- [TASK REQUIREMENTS]
Reproduce the entries below verbatim, beginning with their first line and stopping after the line that contains "scatter-point: [443, 1267, 473, 1296]".

--

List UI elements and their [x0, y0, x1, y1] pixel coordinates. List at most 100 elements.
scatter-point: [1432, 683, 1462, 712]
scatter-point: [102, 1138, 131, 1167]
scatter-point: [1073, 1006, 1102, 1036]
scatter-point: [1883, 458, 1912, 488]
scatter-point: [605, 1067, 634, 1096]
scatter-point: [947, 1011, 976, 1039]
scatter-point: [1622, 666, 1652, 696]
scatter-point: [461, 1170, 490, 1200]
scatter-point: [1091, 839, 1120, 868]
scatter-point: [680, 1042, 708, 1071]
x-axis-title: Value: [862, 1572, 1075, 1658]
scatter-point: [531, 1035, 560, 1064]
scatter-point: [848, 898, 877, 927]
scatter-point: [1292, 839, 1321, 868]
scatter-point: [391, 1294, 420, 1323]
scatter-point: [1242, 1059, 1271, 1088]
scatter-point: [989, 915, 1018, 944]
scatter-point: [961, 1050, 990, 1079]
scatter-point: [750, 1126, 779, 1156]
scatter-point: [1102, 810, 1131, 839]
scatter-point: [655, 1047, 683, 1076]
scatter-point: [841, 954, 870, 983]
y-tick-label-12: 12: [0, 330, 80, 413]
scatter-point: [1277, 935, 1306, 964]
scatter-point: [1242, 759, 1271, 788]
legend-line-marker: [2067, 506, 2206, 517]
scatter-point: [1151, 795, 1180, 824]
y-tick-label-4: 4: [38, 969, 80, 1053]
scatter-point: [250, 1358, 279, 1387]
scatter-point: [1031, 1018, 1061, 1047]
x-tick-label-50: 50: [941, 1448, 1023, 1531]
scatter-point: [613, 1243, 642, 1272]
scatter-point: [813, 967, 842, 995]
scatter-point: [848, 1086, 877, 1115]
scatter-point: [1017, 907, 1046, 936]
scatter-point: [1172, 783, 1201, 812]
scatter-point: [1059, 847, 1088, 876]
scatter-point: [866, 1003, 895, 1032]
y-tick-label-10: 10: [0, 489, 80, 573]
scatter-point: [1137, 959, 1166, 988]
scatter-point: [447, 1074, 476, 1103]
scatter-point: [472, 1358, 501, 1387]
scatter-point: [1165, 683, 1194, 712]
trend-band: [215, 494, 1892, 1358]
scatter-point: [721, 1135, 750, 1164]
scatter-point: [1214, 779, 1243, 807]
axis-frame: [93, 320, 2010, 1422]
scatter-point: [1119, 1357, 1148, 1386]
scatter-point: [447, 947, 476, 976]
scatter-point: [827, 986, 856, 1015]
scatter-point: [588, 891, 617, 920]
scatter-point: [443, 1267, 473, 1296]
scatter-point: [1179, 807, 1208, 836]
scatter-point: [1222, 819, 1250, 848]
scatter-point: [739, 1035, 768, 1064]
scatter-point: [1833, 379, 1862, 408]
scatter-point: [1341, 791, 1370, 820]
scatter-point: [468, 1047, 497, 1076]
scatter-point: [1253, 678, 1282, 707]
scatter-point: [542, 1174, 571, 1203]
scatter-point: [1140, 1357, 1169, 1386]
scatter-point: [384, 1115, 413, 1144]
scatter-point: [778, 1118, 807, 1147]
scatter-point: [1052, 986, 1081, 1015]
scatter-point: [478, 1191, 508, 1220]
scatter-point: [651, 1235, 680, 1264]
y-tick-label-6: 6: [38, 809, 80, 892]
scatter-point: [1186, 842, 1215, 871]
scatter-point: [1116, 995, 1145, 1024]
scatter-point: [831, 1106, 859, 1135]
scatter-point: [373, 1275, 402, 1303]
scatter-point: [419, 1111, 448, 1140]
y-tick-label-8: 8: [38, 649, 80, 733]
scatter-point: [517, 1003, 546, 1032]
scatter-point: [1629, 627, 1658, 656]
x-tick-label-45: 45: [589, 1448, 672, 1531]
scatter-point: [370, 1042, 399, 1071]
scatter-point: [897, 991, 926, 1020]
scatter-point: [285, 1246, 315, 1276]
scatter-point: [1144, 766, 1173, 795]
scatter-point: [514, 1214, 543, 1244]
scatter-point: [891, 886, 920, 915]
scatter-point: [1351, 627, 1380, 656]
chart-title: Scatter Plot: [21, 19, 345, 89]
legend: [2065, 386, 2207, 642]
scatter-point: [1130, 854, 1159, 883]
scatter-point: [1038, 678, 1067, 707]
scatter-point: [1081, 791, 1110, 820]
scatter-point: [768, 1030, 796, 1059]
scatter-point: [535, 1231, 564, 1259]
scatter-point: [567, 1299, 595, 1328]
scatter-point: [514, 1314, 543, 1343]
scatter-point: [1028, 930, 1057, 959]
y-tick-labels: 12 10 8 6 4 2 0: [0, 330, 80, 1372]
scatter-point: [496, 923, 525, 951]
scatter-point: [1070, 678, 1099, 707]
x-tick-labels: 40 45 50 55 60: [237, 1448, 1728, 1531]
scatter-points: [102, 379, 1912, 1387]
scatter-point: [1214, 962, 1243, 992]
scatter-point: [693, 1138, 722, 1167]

--

- [ANSWER TO THE TASK]
List UI elements and their [x0, y0, x1, y1] pixel coordinates. List at most 100 elements.
scatter-point: [1432, 683, 1462, 712]
scatter-point: [102, 1138, 131, 1167]
scatter-point: [1073, 1006, 1102, 1036]
scatter-point: [1883, 458, 1912, 488]
scatter-point: [605, 1067, 634, 1096]
scatter-point: [947, 1011, 976, 1039]
scatter-point: [1622, 666, 1652, 696]
scatter-point: [461, 1170, 490, 1200]
scatter-point: [1091, 839, 1120, 868]
scatter-point: [680, 1042, 708, 1071]
x-axis-title: Value: [862, 1572, 1075, 1658]
scatter-point: [531, 1035, 560, 1064]
scatter-point: [848, 898, 877, 927]
scatter-point: [1292, 839, 1321, 868]
scatter-point: [391, 1294, 420, 1323]
scatter-point: [1242, 1059, 1271, 1088]
scatter-point: [989, 915, 1018, 944]
scatter-point: [961, 1050, 990, 1079]
scatter-point: [750, 1126, 779, 1156]
scatter-point: [1102, 810, 1131, 839]
scatter-point: [655, 1047, 683, 1076]
scatter-point: [841, 954, 870, 983]
y-tick-label-12: 12: [0, 330, 80, 413]
scatter-point: [1277, 935, 1306, 964]
scatter-point: [1242, 759, 1271, 788]
legend-line-marker: [2067, 506, 2206, 517]
scatter-point: [1151, 795, 1180, 824]
y-tick-label-4: 4: [38, 969, 80, 1053]
scatter-point: [250, 1358, 279, 1387]
scatter-point: [1031, 1018, 1061, 1047]
x-tick-label-50: 50: [941, 1448, 1023, 1531]
scatter-point: [613, 1243, 642, 1272]
scatter-point: [813, 967, 842, 995]
scatter-point: [848, 1086, 877, 1115]
scatter-point: [1017, 907, 1046, 936]
scatter-point: [1172, 783, 1201, 812]
scatter-point: [1059, 847, 1088, 876]
scatter-point: [866, 1003, 895, 1032]
y-tick-label-10: 10: [0, 489, 80, 573]
scatter-point: [1137, 959, 1166, 988]
scatter-point: [447, 1074, 476, 1103]
scatter-point: [472, 1358, 501, 1387]
scatter-point: [1165, 683, 1194, 712]
trend-band: [215, 494, 1892, 1358]
scatter-point: [721, 1135, 750, 1164]
scatter-point: [1214, 779, 1243, 807]
axis-frame: [93, 320, 2010, 1422]
scatter-point: [1119, 1357, 1148, 1386]
scatter-point: [447, 947, 476, 976]
scatter-point: [827, 986, 856, 1015]
scatter-point: [588, 891, 617, 920]
scatter-point: [443, 1267, 473, 1296]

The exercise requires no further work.